EXERCISE DATA ->
— start —
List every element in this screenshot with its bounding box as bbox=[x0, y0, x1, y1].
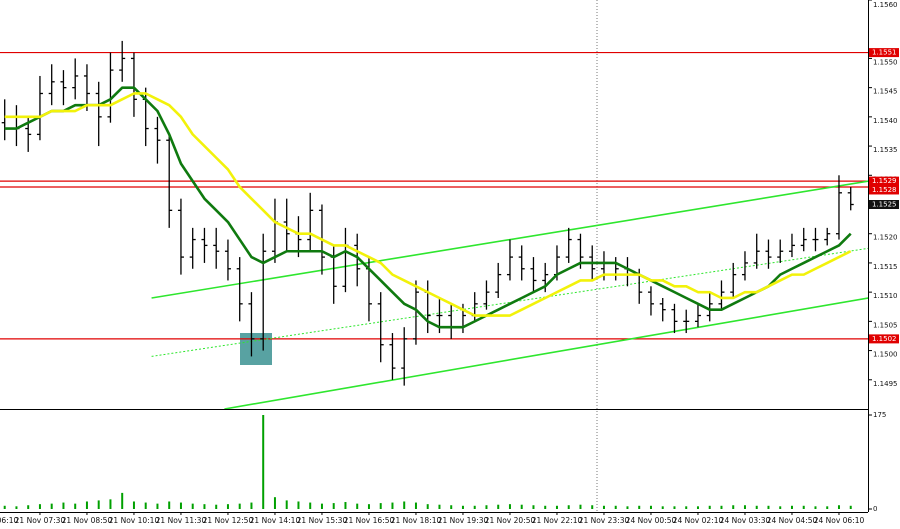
x-tick-label: 21 Nov 07:30 bbox=[15, 516, 66, 525]
x-tick-label: 21 Nov 16:50 bbox=[344, 516, 395, 525]
level-label: 1.1551 bbox=[872, 49, 897, 57]
x-tick-label: 24 Nov 06:10 bbox=[814, 516, 865, 525]
x-tick-label: 21 Nov 22:10 bbox=[532, 516, 583, 525]
y-tick-label: 1.1520 bbox=[873, 234, 898, 242]
price-pane bbox=[0, 0, 868, 409]
x-tick-label: 21 Nov 06:10 bbox=[0, 516, 18, 525]
highlight-box bbox=[240, 333, 272, 365]
y-tick-label: 1.1550 bbox=[873, 58, 898, 66]
y-tick-label: 1.1545 bbox=[873, 88, 898, 96]
level-label-box bbox=[869, 334, 899, 344]
x-tick-label: 21 Nov 18:10 bbox=[391, 516, 442, 525]
level-label-box bbox=[869, 185, 899, 195]
x-tick-label: 24 Nov 03:30 bbox=[720, 516, 771, 525]
y-tick-label: 1.1495 bbox=[873, 380, 898, 388]
last-price-label: 1.1525 bbox=[872, 201, 897, 209]
x-tick-label: 21 Nov 23:30 bbox=[579, 516, 630, 525]
x-tick-label: 24 Nov 02:10 bbox=[673, 516, 724, 525]
y-tick-label: 1.1515 bbox=[873, 263, 898, 271]
level-label-box bbox=[869, 176, 899, 186]
y-tick-label: 1.1540 bbox=[873, 117, 898, 125]
x-tick-label: 21 Nov 19:30 bbox=[438, 516, 489, 525]
volume-tick-label: 175 bbox=[873, 411, 886, 419]
moving-average bbox=[4, 92, 852, 317]
y-tick-label: 1.1560 bbox=[873, 1, 898, 9]
y-tick-label: 1.1510 bbox=[873, 292, 898, 300]
level-label: 1.1502 bbox=[872, 335, 897, 343]
moving-average bbox=[4, 86, 852, 329]
volume-tick-label: 0 bbox=[873, 505, 877, 513]
y-tick-label: 1.1505 bbox=[873, 321, 898, 329]
y-tick-label: 1.1535 bbox=[873, 146, 898, 154]
x-tick-label: 21 Nov 14:10 bbox=[250, 516, 301, 525]
volume-pane bbox=[3, 411, 852, 512]
trend-line bbox=[151, 247, 868, 357]
x-tick-label: 24 Nov 04:50 bbox=[767, 516, 818, 525]
level-label: 1.1529 bbox=[872, 177, 897, 185]
trend-line bbox=[224, 297, 868, 409]
x-tick-label: 21 Nov 20:50 bbox=[485, 516, 536, 525]
level-label-box bbox=[869, 48, 899, 58]
x-tick-label: 21 Nov 08:50 bbox=[62, 516, 113, 525]
x-tick-label: 21 Nov 15:30 bbox=[297, 516, 348, 525]
x-tick-label: 24 Nov 00:50 bbox=[626, 516, 677, 525]
last-price-box bbox=[869, 200, 899, 209]
y-tick-label: 1.1500 bbox=[873, 351, 898, 359]
x-tick-label: 21 Nov 12:50 bbox=[203, 516, 254, 525]
x-tick-label: 21 Nov 10:10 bbox=[109, 516, 160, 525]
x-tick-label: 21 Nov 11:30 bbox=[156, 516, 207, 525]
level-label: 1.1528 bbox=[872, 186, 897, 194]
— end —
WHAT YOU NEED TO DO -> Reproduce every line above word for word, but leave out the pictures.

SOLUTION TO THE PROBLEM ->
List every element in this screenshot with its bounding box as bbox=[x0, y0, x1, y1].
x-tick-label: 21 Nov 07:30 bbox=[15, 516, 66, 525]
x-tick-label: 21 Nov 16:50 bbox=[344, 516, 395, 525]
level-label: 1.1551 bbox=[872, 49, 897, 57]
x-tick-label: 24 Nov 06:10 bbox=[814, 516, 865, 525]
x-tick-label: 21 Nov 22:10 bbox=[532, 516, 583, 525]
y-tick-label: 1.1520 bbox=[873, 234, 898, 242]
price-pane bbox=[0, 0, 868, 409]
x-tick-label: 21 Nov 06:10 bbox=[0, 516, 18, 525]
highlight-box bbox=[240, 333, 272, 365]
y-tick-label: 1.1550 bbox=[873, 58, 898, 66]
y-tick-label: 1.1545 bbox=[873, 88, 898, 96]
level-label-box bbox=[869, 334, 899, 344]
x-tick-label: 21 Nov 18:10 bbox=[391, 516, 442, 525]
level-label-box bbox=[869, 185, 899, 195]
x-tick-label: 24 Nov 03:30 bbox=[720, 516, 771, 525]
y-tick-label: 1.1495 bbox=[873, 380, 898, 388]
last-price-label: 1.1525 bbox=[872, 201, 897, 209]
x-tick-label: 21 Nov 23:30 bbox=[579, 516, 630, 525]
x-tick-label: 24 Nov 02:10 bbox=[673, 516, 724, 525]
y-tick-label: 1.1515 bbox=[873, 263, 898, 271]
level-label-box bbox=[869, 176, 899, 186]
y-tick-label: 1.1540 bbox=[873, 117, 898, 125]
x-tick-label: 21 Nov 19:30 bbox=[438, 516, 489, 525]
volume-tick-label: 175 bbox=[873, 411, 886, 419]
moving-average bbox=[4, 92, 852, 317]
y-tick-label: 1.1560 bbox=[873, 1, 898, 9]
y-tick-label: 1.1510 bbox=[873, 292, 898, 300]
level-label: 1.1502 bbox=[872, 335, 897, 343]
moving-average bbox=[4, 86, 852, 329]
volume-tick-label: 0 bbox=[873, 505, 877, 513]
y-tick-label: 1.1505 bbox=[873, 321, 898, 329]
y-tick-label: 1.1535 bbox=[873, 146, 898, 154]
x-tick-label: 21 Nov 14:10 bbox=[250, 516, 301, 525]
volume-pane bbox=[3, 411, 852, 512]
trend-line bbox=[151, 247, 868, 357]
x-tick-label: 24 Nov 04:50 bbox=[767, 516, 818, 525]
level-label: 1.1529 bbox=[872, 177, 897, 185]
trend-line bbox=[224, 297, 868, 409]
x-tick-label: 21 Nov 20:50 bbox=[485, 516, 536, 525]
level-label-box bbox=[869, 48, 899, 58]
x-tick-label: 21 Nov 08:50 bbox=[62, 516, 113, 525]
x-tick-label: 21 Nov 15:30 bbox=[297, 516, 348, 525]
x-tick-label: 24 Nov 00:50 bbox=[626, 516, 677, 525]
last-price-box bbox=[869, 200, 899, 209]
y-tick-label: 1.1500 bbox=[873, 351, 898, 359]
x-tick-label: 21 Nov 12:50 bbox=[203, 516, 254, 525]
x-tick-label: 21 Nov 10:10 bbox=[109, 516, 160, 525]
x-tick-label: 21 Nov 11:30 bbox=[156, 516, 207, 525]
level-label: 1.1528 bbox=[872, 186, 897, 194]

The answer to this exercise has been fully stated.